(Figure content listings)

------------------------------------

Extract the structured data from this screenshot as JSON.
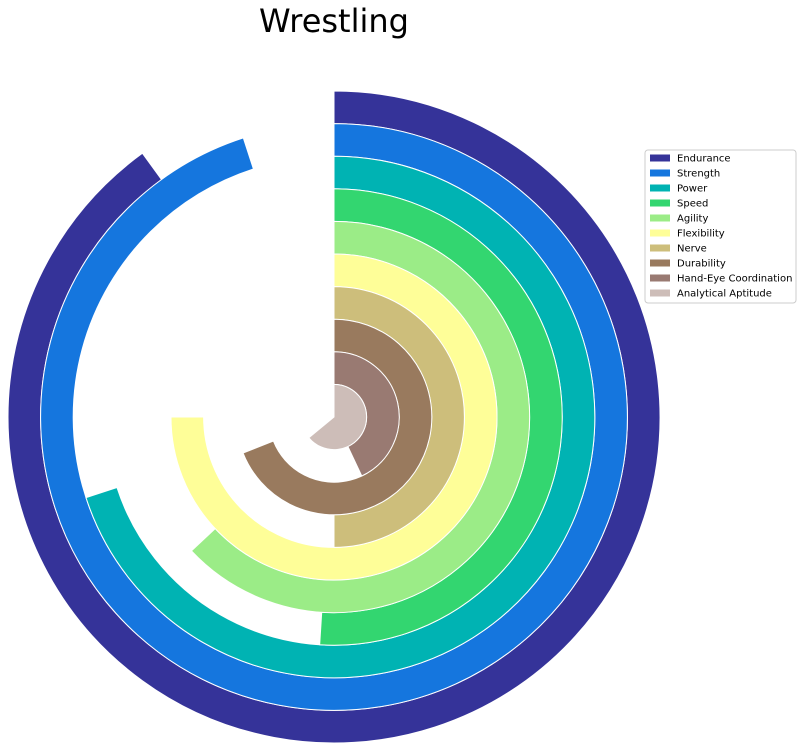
{
  "chart_data": {
    "type": "radial-bar",
    "title": "Wrestling",
    "max_value": 100,
    "start": "top",
    "direction": "clockwise",
    "legend_position": "right",
    "series": [
      {
        "name": "Endurance",
        "value": 90,
        "color": "#353399"
      },
      {
        "name": "Strength",
        "value": 95,
        "color": "#1576DE"
      },
      {
        "name": "Power",
        "value": 70,
        "color": "#00B3B3"
      },
      {
        "name": "Speed",
        "value": 51,
        "color": "#33D670"
      },
      {
        "name": "Agility",
        "value": 63,
        "color": "#9BEC87"
      },
      {
        "name": "Flexibility",
        "value": 75,
        "color": "#FEFE98"
      },
      {
        "name": "Nerve",
        "value": 50,
        "color": "#CDBE7B"
      },
      {
        "name": "Durability",
        "value": 69,
        "color": "#997A5E"
      },
      {
        "name": "Hand-Eye Coordination",
        "value": 43,
        "color": "#997A72"
      },
      {
        "name": "Analytical Aptitude",
        "value": 64,
        "color": "#CDBDB8"
      }
    ]
  }
}
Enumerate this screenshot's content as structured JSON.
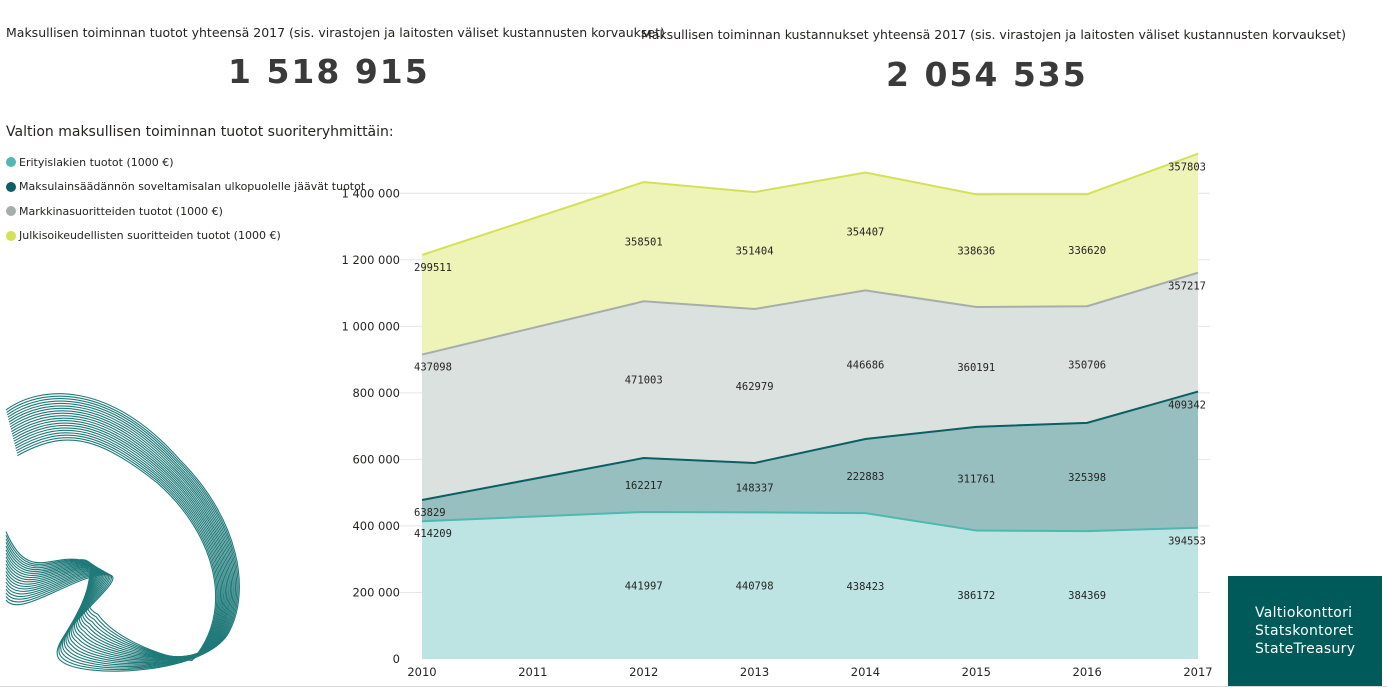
{
  "kpi_revenue": {
    "title": "Maksullisen toiminnan tuotot yhteensä 2017 (sis. virastojen ja laitosten väliset kustannusten korvaukset)",
    "value": "1 518 915"
  },
  "kpi_costs": {
    "title": "Maksullisen toiminnan kustannukset yhteensä 2017 (sis. virastojen ja laitosten väliset kustannusten korvaukset)",
    "value": "2 054 535"
  },
  "logo": {
    "line1": "Valtiokonttori",
    "line2": "Statskontoret",
    "line3": "StateTreasury"
  },
  "chart_data": {
    "type": "area",
    "stacked": true,
    "title": "Valtion maksullisen toiminnan tuotot suoriteryhmittäin:",
    "x": [
      2010,
      2011,
      2012,
      2013,
      2014,
      2015,
      2016,
      2017
    ],
    "x_tick_labels": [
      "2010",
      "2011",
      "2012",
      "2013",
      "2014",
      "2015",
      "2016",
      "2017"
    ],
    "ylim": [
      0,
      1500000
    ],
    "y_ticks": [
      0,
      200000,
      400000,
      600000,
      800000,
      1000000,
      1200000,
      1400000
    ],
    "y_tick_labels": [
      "0",
      "200 000",
      "400 000",
      "600 000",
      "800 000",
      "1 000 000",
      "1 200 000",
      "1 400 000"
    ],
    "grid": true,
    "series": [
      {
        "name": "Erityislakien tuotot (1000 €)",
        "color": "#4fb8b0",
        "fill": "#bde4e2",
        "values": [
          414209,
          null,
          441997,
          440798,
          438423,
          386172,
          384369,
          394553
        ],
        "labels": [
          "414209",
          null,
          "441997",
          "440798",
          "438423",
          "386172",
          "384369",
          "394553"
        ]
      },
      {
        "name": "Maksulainsäädännön soveltamisalan ulkopuolelle jäävät tuotot",
        "color": "#0b5f63",
        "fill": "#97bfc0",
        "values": [
          63829,
          null,
          162217,
          148337,
          222883,
          311761,
          325398,
          409342
        ],
        "labels": [
          "63829",
          null,
          "162217",
          "148337",
          "222883",
          "311761",
          "325398",
          "409342"
        ]
      },
      {
        "name": "Markkinasuoritteiden tuotot (1000 €)",
        "color": "#a6aeac",
        "fill": "#dbe1df",
        "values": [
          437098,
          null,
          471003,
          462979,
          446686,
          360191,
          350706,
          357217
        ],
        "labels": [
          "437098",
          null,
          "471003",
          "462979",
          "446686",
          "360191",
          "350706",
          "357217"
        ]
      },
      {
        "name": "Julkisoikeudellisten suoritteiden tuotot (1000 €)",
        "color": "#d4e157",
        "fill": "#eef3b8",
        "values": [
          299511,
          null,
          358501,
          351404,
          354407,
          338636,
          336620,
          357803
        ],
        "labels": [
          "299511",
          null,
          "358501",
          "351404",
          "354407",
          "338636",
          "336620",
          "357803"
        ]
      }
    ]
  }
}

------------------------------------

▶ **Task prompt**: Using the material above, gather every line that includes "kustannusten".

▶ **Response to this exercise**:
    "title": "Maksullisen toiminnan tuotot yhteensä 2017 (sis. virastojen ja laitosten väliset kustannusten korvaukset)",
    "title": "Maksullisen toiminnan kustannukset yhteensä 2017 (sis. virastojen ja laitosten väliset kustannusten korvaukset)",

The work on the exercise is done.